::: Data shown :::
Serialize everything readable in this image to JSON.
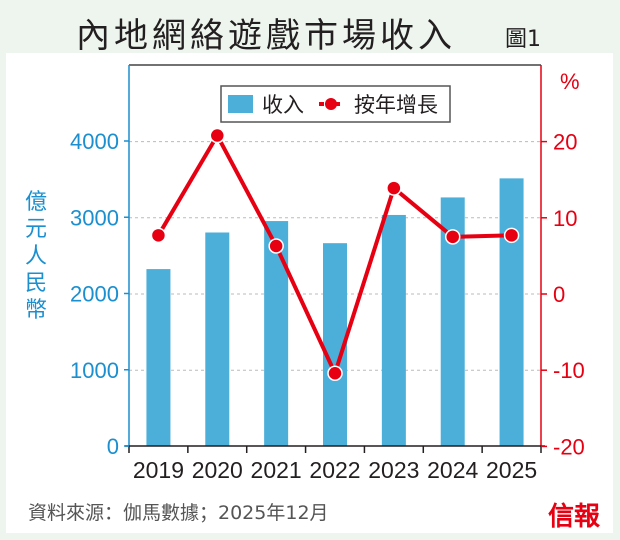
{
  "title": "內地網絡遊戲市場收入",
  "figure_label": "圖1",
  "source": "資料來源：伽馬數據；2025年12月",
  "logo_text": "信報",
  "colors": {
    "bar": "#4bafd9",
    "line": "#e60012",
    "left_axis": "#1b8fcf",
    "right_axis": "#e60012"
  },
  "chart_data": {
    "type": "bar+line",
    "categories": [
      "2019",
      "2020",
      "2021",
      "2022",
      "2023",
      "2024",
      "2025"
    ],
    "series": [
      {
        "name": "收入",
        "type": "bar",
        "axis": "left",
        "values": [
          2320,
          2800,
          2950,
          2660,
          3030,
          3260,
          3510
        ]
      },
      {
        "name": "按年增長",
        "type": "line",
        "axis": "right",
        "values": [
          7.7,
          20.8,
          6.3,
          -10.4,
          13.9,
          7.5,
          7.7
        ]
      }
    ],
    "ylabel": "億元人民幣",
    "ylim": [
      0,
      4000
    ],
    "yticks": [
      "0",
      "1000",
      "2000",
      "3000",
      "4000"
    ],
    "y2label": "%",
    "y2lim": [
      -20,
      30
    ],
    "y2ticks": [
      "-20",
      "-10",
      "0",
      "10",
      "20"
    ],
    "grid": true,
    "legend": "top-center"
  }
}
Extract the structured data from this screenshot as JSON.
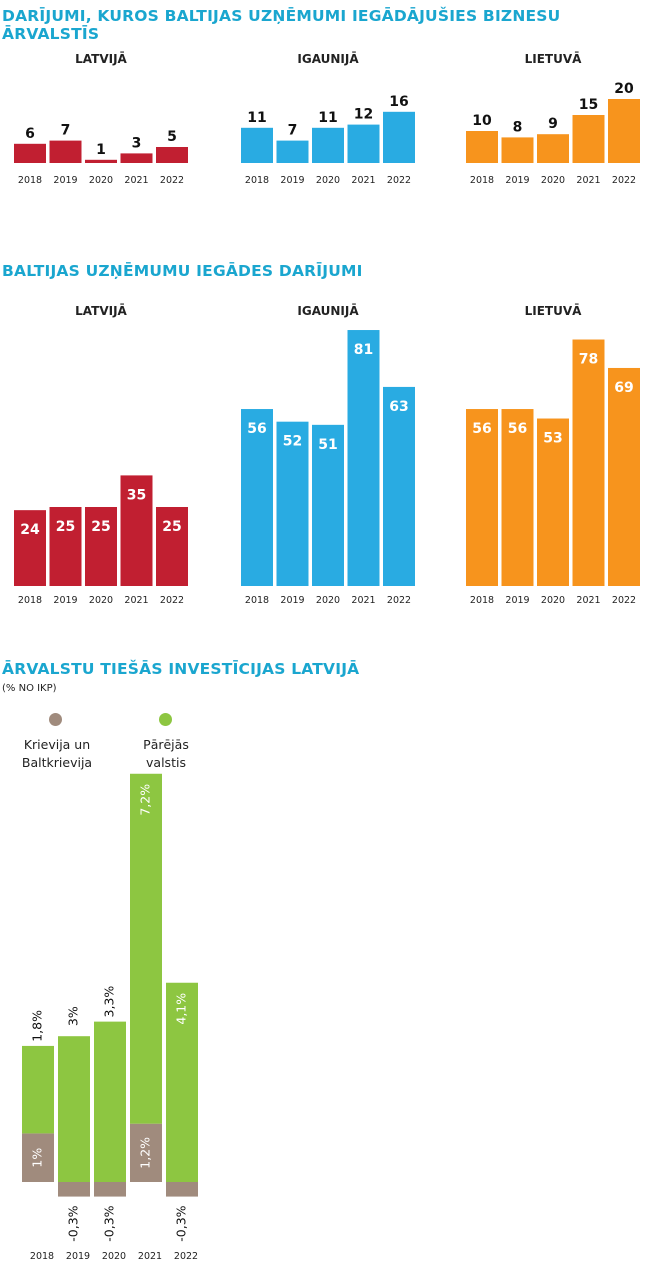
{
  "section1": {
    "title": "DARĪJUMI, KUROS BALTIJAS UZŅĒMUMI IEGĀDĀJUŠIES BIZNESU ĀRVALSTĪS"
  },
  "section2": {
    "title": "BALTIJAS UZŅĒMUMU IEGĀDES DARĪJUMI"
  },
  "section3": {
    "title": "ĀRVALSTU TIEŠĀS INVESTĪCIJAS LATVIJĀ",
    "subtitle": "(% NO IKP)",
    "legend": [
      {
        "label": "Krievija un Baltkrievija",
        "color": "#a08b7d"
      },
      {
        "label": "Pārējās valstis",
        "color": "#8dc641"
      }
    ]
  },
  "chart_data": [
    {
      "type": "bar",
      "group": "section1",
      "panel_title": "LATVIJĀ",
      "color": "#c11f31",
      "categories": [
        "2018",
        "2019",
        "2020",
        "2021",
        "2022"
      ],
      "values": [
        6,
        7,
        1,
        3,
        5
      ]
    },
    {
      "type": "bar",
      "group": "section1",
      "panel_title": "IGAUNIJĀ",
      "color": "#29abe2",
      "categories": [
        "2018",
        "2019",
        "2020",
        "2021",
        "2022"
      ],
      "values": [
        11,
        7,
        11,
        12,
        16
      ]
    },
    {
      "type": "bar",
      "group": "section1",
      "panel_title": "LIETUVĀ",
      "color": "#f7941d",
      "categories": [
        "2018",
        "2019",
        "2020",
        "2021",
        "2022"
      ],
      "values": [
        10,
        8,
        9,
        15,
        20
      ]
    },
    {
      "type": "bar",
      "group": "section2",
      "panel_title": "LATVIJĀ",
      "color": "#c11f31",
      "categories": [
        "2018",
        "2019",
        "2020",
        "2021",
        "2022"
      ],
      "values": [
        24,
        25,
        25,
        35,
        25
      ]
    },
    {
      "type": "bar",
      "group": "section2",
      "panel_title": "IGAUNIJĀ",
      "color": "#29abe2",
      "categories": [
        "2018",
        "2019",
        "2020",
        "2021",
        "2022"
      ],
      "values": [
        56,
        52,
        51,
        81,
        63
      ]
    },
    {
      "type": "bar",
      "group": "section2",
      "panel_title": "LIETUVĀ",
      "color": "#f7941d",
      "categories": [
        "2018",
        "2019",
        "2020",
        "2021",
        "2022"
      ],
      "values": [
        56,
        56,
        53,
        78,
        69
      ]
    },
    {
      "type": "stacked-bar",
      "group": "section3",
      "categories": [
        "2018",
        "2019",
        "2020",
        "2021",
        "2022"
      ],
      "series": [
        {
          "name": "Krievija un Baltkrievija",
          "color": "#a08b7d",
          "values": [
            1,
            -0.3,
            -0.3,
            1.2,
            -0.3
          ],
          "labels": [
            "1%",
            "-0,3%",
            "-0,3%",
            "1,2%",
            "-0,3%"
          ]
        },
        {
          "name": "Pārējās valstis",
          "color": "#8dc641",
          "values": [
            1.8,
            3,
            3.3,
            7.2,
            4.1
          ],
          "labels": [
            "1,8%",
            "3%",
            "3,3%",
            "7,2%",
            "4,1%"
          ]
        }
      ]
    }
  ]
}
:::
**What to produce**
Working from the material above, transcribe it exactly while omitting pictures.

**Worked answer**
Serialize everything readable in this image to JSON.
{
  "title": "內地網絡遊戲市場收入",
  "figure_label": "圖1",
  "source": "資料來源：伽馬數據；2025年12月",
  "logo_text": "信報",
  "colors": {
    "bar": "#4bafd9",
    "line": "#e60012",
    "left_axis": "#1b8fcf",
    "right_axis": "#e60012"
  },
  "chart_data": {
    "type": "bar+line",
    "categories": [
      "2019",
      "2020",
      "2021",
      "2022",
      "2023",
      "2024",
      "2025"
    ],
    "series": [
      {
        "name": "收入",
        "type": "bar",
        "axis": "left",
        "values": [
          2320,
          2800,
          2950,
          2660,
          3030,
          3260,
          3510
        ]
      },
      {
        "name": "按年增長",
        "type": "line",
        "axis": "right",
        "values": [
          7.7,
          20.8,
          6.3,
          -10.4,
          13.9,
          7.5,
          7.7
        ]
      }
    ],
    "ylabel": "億元人民幣",
    "ylim": [
      0,
      4000
    ],
    "yticks": [
      "0",
      "1000",
      "2000",
      "3000",
      "4000"
    ],
    "y2label": "%",
    "y2lim": [
      -20,
      30
    ],
    "y2ticks": [
      "-20",
      "-10",
      "0",
      "10",
      "20"
    ],
    "grid": true,
    "legend": "top-center"
  }
}
Extract the structured data from this screenshot as JSON.
{
  "section1": {
    "title": "DARĪJUMI, KUROS BALTIJAS UZŅĒMUMI IEGĀDĀJUŠIES BIZNESU ĀRVALSTĪS"
  },
  "section2": {
    "title": "BALTIJAS UZŅĒMUMU IEGĀDES DARĪJUMI"
  },
  "section3": {
    "title": "ĀRVALSTU TIEŠĀS INVESTĪCIJAS LATVIJĀ",
    "subtitle": "(% NO IKP)",
    "legend": [
      {
        "label": "Krievija un Baltkrievija",
        "color": "#a08b7d"
      },
      {
        "label": "Pārējās valstis",
        "color": "#8dc641"
      }
    ]
  },
  "chart_data": [
    {
      "type": "bar",
      "group": "section1",
      "panel_title": "LATVIJĀ",
      "color": "#c11f31",
      "categories": [
        "2018",
        "2019",
        "2020",
        "2021",
        "2022"
      ],
      "values": [
        6,
        7,
        1,
        3,
        5
      ]
    },
    {
      "type": "bar",
      "group": "section1",
      "panel_title": "IGAUNIJĀ",
      "color": "#29abe2",
      "categories": [
        "2018",
        "2019",
        "2020",
        "2021",
        "2022"
      ],
      "values": [
        11,
        7,
        11,
        12,
        16
      ]
    },
    {
      "type": "bar",
      "group": "section1",
      "panel_title": "LIETUVĀ",
      "color": "#f7941d",
      "categories": [
        "2018",
        "2019",
        "2020",
        "2021",
        "2022"
      ],
      "values": [
        10,
        8,
        9,
        15,
        20
      ]
    },
    {
      "type": "bar",
      "group": "section2",
      "panel_title": "LATVIJĀ",
      "color": "#c11f31",
      "categories": [
        "2018",
        "2019",
        "2020",
        "2021",
        "2022"
      ],
      "values": [
        24,
        25,
        25,
        35,
        25
      ]
    },
    {
      "type": "bar",
      "group": "section2",
      "panel_title": "IGAUNIJĀ",
      "color": "#29abe2",
      "categories": [
        "2018",
        "2019",
        "2020",
        "2021",
        "2022"
      ],
      "values": [
        56,
        52,
        51,
        81,
        63
      ]
    },
    {
      "type": "bar",
      "group": "section2",
      "panel_title": "LIETUVĀ",
      "color": "#f7941d",
      "categories": [
        "2018",
        "2019",
        "2020",
        "2021",
        "2022"
      ],
      "values": [
        56,
        56,
        53,
        78,
        69
      ]
    },
    {
      "type": "stacked-bar",
      "group": "section3",
      "categories": [
        "2018",
        "2019",
        "2020",
        "2021",
        "2022"
      ],
      "series": [
        {
          "name": "Krievija un Baltkrievija",
          "color": "#a08b7d",
          "values": [
            1,
            -0.3,
            -0.3,
            1.2,
            -0.3
          ],
          "labels": [
            "1%",
            "-0,3%",
            "-0,3%",
            "1,2%",
            "-0,3%"
          ]
        },
        {
          "name": "Pārējās valstis",
          "color": "#8dc641",
          "values": [
            1.8,
            3,
            3.3,
            7.2,
            4.1
          ],
          "labels": [
            "1,8%",
            "3%",
            "3,3%",
            "7,2%",
            "4,1%"
          ]
        }
      ]
    }
  ]
}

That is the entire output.